── Extracted entries

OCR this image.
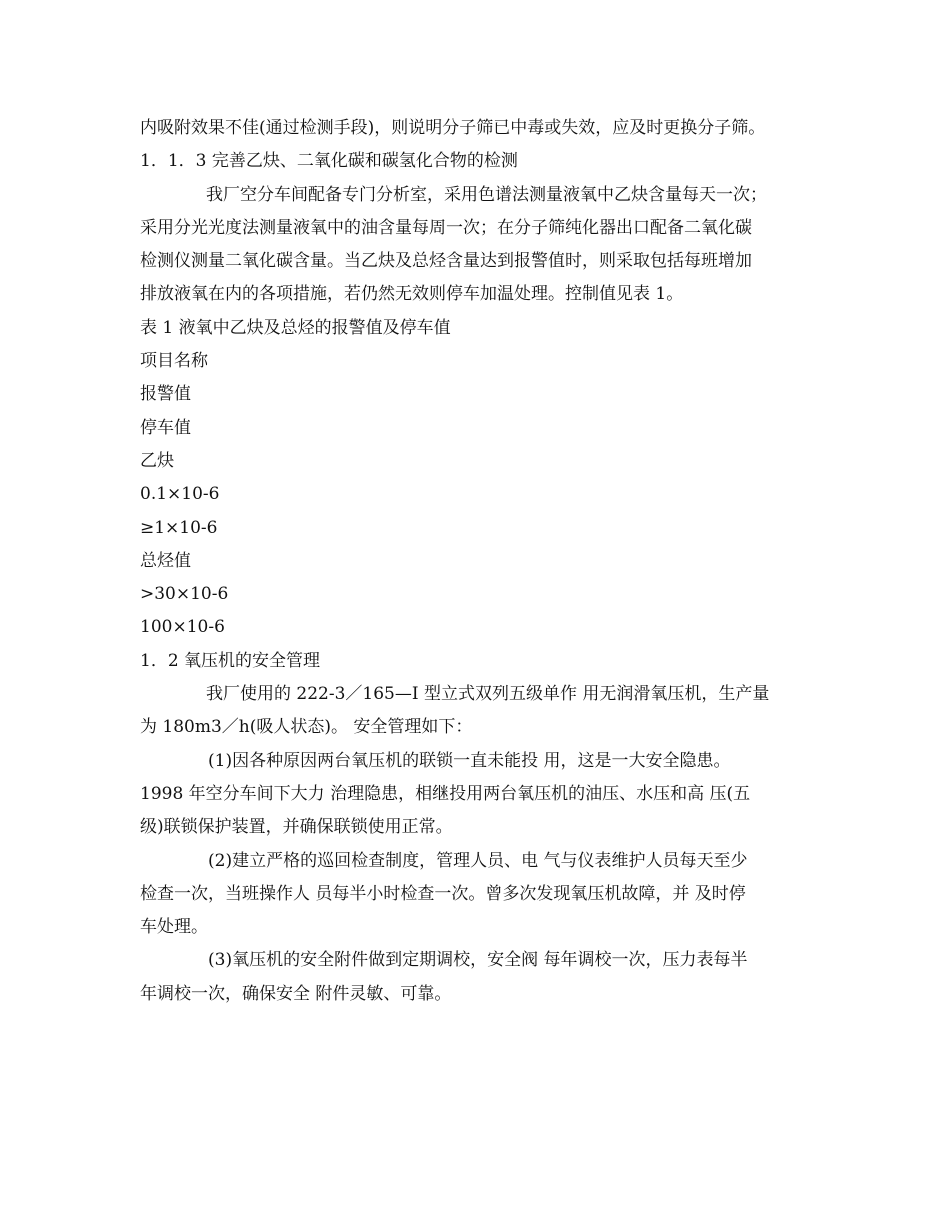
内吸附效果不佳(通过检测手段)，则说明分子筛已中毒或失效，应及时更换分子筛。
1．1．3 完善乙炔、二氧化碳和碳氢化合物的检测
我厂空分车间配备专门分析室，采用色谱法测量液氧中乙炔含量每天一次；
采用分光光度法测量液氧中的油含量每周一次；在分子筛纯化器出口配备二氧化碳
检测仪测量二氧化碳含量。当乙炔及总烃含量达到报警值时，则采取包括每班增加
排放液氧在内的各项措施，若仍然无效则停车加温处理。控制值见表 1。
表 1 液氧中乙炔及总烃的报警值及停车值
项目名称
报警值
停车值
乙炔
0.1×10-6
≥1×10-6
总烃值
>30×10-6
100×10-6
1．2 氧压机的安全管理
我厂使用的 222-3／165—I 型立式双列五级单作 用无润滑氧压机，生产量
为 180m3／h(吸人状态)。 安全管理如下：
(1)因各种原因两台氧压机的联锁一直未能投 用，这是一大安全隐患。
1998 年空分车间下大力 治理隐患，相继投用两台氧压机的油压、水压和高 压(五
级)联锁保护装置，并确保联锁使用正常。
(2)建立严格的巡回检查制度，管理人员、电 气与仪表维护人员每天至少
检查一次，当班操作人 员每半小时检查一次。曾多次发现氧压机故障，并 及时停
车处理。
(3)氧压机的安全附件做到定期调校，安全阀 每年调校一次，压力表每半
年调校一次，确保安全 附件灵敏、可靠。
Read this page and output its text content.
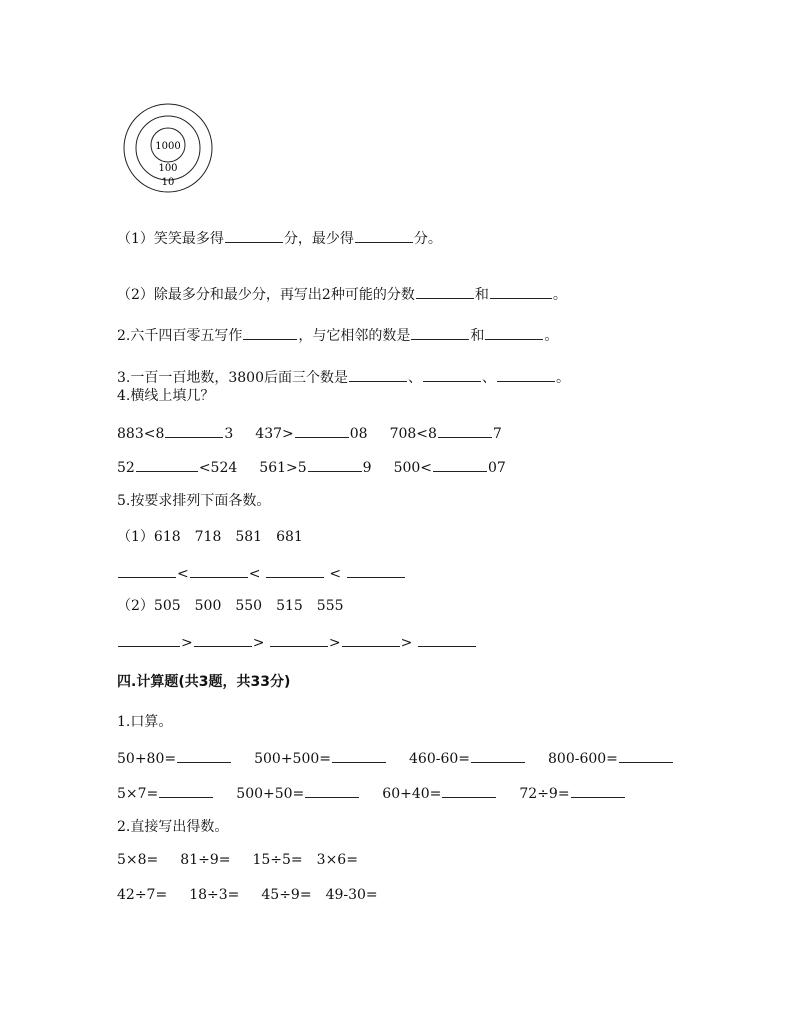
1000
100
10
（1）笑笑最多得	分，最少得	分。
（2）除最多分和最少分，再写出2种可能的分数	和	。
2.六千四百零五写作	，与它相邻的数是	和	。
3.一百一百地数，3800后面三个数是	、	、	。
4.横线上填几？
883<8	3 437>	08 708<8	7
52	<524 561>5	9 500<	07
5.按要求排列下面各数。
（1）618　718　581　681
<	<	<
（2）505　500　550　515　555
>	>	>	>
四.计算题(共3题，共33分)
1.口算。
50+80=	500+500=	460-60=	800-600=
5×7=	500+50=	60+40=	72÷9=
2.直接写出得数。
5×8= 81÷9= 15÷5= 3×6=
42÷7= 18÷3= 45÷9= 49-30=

────

What you have to do ▸ Copy all the records above exactly, but leave out the pictures.

Expected answer ▸
OCR this image.
内吸附效果不佳(通过检测手段)，则说明分子筛已中毒或失效，应及时更换分子筛。
1．1．3 完善乙炔、二氧化碳和碳氢化合物的检测
我厂空分车间配备专门分析室，采用色谱法测量液氧中乙炔含量每天一次；
采用分光光度法测量液氧中的油含量每周一次；在分子筛纯化器出口配备二氧化碳
检测仪测量二氧化碳含量。当乙炔及总烃含量达到报警值时，则采取包括每班增加
排放液氧在内的各项措施，若仍然无效则停车加温处理。控制值见表 1。
表 1 液氧中乙炔及总烃的报警值及停车值
项目名称
报警值
停车值
乙炔
0.1×10-6
≥1×10-6
总烃值
>30×10-6
100×10-6
1．2 氧压机的安全管理
我厂使用的 222-3／165—I 型立式双列五级单作 用无润滑氧压机，生产量
为 180m3／h(吸人状态)。 安全管理如下：
(1)因各种原因两台氧压机的联锁一直未能投 用，这是一大安全隐患。
1998 年空分车间下大力 治理隐患，相继投用两台氧压机的油压、水压和高 压(五
级)联锁保护装置，并确保联锁使用正常。
(2)建立严格的巡回检查制度，管理人员、电 气与仪表维护人员每天至少
检查一次，当班操作人 员每半小时检查一次。曾多次发现氧压机故障，并 及时停
车处理。
(3)氧压机的安全附件做到定期调校，安全阀 每年调校一次，压力表每半
年调校一次，确保安全 附件灵敏、可靠。
Read this page and output its text content.
1000
100
10
（1）笑笑最多得	分，最少得	分。
（2）除最多分和最少分，再写出2种可能的分数	和	。
2.六千四百零五写作	，与它相邻的数是	和	。
3.一百一百地数，3800后面三个数是	、	、	。
4.横线上填几？
883<8	3 437>	08 708<8	7
52	<524 561>5	9 500<	07
5.按要求排列下面各数。
（1）618　718　581　681
<	<	<
（2）505　500　550　515　555
>	>	>	>
四.计算题(共3题，共33分)
1.口算。
50+80=	500+500=	460-60=	800-600=
5×7=	500+50=	60+40=	72÷9=
2.直接写出得数。
5×8= 81÷9= 15÷5= 3×6=
42÷7= 18÷3= 45÷9= 49-30=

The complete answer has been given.